* begin Supplied data *
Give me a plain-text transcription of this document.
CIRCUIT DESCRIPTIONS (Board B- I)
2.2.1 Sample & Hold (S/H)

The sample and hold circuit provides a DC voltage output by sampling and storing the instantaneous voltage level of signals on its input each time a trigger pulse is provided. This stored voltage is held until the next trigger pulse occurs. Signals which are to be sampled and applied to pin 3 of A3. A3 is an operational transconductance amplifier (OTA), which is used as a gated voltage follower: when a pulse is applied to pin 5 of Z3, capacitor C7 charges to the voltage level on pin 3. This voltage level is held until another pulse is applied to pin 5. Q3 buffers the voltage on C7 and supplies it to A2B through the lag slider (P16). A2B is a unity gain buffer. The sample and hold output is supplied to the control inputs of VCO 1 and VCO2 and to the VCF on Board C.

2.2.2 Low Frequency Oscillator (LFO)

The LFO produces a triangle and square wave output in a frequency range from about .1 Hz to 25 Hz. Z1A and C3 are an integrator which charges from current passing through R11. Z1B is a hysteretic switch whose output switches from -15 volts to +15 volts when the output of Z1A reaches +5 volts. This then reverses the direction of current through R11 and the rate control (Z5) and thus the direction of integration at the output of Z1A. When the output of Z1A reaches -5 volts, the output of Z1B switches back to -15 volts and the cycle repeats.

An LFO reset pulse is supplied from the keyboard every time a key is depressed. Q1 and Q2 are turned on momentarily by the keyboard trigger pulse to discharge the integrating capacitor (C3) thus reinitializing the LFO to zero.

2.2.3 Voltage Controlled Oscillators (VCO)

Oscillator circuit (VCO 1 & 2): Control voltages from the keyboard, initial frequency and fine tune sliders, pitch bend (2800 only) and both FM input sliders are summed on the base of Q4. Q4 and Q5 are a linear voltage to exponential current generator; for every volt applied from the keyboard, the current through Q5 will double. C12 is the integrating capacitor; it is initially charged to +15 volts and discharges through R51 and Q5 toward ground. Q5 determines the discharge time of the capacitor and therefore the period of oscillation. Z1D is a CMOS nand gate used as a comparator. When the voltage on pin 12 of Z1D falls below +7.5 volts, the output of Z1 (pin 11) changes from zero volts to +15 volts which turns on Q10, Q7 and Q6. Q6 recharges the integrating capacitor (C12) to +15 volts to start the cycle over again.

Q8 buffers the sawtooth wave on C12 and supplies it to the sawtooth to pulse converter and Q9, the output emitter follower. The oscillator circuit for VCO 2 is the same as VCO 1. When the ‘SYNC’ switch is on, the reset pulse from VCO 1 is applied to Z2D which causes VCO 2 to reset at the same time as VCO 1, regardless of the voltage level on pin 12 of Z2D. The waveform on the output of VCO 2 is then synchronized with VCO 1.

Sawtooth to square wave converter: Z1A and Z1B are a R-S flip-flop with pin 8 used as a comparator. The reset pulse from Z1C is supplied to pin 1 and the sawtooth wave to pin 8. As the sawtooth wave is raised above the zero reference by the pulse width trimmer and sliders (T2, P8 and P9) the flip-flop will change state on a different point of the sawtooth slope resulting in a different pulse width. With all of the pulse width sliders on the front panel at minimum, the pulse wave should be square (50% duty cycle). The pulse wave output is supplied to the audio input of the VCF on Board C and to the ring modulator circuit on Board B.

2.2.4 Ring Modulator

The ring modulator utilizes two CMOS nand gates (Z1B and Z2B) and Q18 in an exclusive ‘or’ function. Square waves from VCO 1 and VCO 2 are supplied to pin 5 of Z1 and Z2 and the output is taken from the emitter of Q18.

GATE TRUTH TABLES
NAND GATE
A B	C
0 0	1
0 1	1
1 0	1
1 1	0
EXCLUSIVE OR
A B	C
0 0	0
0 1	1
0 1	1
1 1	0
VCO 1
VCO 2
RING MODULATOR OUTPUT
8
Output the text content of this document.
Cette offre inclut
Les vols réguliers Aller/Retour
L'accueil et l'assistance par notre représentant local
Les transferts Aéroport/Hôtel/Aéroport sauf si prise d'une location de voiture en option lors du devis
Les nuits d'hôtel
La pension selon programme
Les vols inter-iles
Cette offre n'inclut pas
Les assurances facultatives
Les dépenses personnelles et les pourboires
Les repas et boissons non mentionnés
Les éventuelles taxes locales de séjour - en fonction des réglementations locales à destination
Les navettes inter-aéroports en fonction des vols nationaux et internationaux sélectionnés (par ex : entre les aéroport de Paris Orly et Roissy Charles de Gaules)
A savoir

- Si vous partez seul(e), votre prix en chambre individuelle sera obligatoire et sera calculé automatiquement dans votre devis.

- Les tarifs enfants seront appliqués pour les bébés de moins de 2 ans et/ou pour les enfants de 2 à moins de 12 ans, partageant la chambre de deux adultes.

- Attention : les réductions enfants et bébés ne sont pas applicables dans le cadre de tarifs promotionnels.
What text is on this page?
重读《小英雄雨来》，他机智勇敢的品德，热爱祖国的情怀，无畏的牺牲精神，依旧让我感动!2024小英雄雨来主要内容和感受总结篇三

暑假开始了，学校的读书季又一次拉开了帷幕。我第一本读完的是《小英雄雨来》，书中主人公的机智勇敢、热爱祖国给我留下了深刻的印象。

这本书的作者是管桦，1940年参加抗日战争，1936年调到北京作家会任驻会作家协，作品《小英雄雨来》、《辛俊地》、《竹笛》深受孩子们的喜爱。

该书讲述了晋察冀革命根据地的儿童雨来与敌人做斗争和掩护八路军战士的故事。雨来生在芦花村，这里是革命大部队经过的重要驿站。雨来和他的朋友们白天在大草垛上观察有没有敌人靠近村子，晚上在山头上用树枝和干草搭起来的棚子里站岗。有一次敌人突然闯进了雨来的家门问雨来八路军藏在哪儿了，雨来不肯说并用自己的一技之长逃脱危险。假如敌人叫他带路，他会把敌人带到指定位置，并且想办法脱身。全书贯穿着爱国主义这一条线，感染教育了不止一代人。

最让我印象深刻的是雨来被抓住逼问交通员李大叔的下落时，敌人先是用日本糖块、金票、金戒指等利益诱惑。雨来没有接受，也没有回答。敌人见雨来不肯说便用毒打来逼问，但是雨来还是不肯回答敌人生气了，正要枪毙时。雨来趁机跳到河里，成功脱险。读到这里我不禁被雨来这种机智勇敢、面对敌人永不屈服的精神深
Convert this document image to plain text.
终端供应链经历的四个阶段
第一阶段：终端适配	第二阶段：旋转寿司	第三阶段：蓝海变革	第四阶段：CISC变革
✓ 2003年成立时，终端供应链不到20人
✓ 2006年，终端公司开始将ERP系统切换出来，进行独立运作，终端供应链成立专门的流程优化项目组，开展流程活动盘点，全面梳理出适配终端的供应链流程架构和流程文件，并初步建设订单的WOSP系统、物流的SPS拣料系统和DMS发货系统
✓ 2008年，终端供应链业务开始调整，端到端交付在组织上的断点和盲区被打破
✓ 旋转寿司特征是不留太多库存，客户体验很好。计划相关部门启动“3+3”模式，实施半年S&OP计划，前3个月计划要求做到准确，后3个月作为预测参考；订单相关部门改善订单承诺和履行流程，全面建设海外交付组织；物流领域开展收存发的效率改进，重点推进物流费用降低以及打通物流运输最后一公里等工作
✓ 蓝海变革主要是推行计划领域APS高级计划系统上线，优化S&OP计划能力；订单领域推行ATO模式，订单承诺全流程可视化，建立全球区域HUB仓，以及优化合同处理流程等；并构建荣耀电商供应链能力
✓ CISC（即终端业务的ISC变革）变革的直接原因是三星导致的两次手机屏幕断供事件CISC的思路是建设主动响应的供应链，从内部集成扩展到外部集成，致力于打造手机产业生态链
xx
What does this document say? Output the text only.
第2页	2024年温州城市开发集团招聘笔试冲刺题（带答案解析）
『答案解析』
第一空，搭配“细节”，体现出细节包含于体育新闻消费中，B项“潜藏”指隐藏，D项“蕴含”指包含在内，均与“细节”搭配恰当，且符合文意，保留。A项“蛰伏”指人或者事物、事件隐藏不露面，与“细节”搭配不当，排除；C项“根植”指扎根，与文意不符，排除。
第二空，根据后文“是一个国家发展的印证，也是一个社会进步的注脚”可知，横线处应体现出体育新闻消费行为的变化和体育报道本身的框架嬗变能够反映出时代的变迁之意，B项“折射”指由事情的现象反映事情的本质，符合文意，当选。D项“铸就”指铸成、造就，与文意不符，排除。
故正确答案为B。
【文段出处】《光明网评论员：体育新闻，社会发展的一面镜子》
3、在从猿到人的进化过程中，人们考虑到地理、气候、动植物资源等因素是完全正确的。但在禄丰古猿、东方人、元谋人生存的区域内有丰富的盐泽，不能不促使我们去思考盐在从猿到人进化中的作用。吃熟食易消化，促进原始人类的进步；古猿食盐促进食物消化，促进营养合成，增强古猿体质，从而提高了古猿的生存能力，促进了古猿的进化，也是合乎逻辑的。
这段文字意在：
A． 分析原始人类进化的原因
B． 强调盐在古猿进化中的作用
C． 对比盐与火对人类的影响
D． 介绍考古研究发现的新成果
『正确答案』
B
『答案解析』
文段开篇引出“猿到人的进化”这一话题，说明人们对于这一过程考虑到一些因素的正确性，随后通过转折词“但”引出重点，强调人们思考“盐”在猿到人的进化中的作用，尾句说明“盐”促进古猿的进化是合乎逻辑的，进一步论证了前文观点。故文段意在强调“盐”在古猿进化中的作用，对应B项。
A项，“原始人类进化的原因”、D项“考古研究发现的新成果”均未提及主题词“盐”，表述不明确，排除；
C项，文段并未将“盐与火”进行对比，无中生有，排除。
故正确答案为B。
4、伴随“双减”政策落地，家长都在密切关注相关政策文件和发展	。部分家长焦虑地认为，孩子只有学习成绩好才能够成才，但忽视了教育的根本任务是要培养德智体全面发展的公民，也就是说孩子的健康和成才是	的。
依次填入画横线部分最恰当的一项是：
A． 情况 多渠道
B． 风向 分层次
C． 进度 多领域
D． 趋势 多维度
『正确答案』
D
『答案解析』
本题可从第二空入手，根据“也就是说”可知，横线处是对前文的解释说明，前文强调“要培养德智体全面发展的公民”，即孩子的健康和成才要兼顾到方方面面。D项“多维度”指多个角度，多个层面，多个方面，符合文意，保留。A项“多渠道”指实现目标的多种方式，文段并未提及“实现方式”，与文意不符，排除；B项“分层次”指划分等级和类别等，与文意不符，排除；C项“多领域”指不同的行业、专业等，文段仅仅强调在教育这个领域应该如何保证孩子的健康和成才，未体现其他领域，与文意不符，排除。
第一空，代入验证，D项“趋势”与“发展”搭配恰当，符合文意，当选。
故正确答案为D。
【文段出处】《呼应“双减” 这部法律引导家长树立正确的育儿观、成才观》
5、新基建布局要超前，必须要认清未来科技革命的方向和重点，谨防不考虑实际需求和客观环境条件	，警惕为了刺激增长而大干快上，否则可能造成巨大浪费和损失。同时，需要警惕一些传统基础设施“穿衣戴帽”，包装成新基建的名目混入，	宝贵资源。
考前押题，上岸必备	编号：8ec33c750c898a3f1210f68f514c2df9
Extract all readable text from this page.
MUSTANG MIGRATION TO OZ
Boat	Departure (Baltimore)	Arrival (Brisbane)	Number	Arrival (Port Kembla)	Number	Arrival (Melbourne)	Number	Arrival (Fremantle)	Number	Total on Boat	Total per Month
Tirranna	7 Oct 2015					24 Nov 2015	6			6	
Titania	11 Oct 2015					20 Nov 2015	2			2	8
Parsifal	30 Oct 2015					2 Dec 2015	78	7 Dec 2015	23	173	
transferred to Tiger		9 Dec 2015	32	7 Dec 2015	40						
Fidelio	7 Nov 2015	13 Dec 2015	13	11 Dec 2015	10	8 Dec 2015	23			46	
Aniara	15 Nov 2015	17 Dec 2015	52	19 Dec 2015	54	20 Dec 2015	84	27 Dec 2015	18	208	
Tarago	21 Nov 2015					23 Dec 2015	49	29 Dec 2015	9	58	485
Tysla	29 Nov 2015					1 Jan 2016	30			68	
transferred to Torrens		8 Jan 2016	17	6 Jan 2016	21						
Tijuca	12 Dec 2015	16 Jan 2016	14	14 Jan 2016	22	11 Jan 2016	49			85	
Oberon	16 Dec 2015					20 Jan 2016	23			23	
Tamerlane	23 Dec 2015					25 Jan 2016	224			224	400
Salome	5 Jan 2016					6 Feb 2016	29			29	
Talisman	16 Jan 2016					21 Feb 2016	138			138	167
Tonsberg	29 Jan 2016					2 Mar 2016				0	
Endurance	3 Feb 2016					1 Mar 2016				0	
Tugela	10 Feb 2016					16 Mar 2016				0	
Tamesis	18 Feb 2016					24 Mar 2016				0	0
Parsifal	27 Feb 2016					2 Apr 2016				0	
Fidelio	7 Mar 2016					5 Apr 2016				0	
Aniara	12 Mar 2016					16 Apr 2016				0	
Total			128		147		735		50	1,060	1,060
* end Supplied data *
• **Instruction**: Pull out every line containing "What".

• **Reply to the exercise**:
What text is on this page?
What does this document say? Output the text only.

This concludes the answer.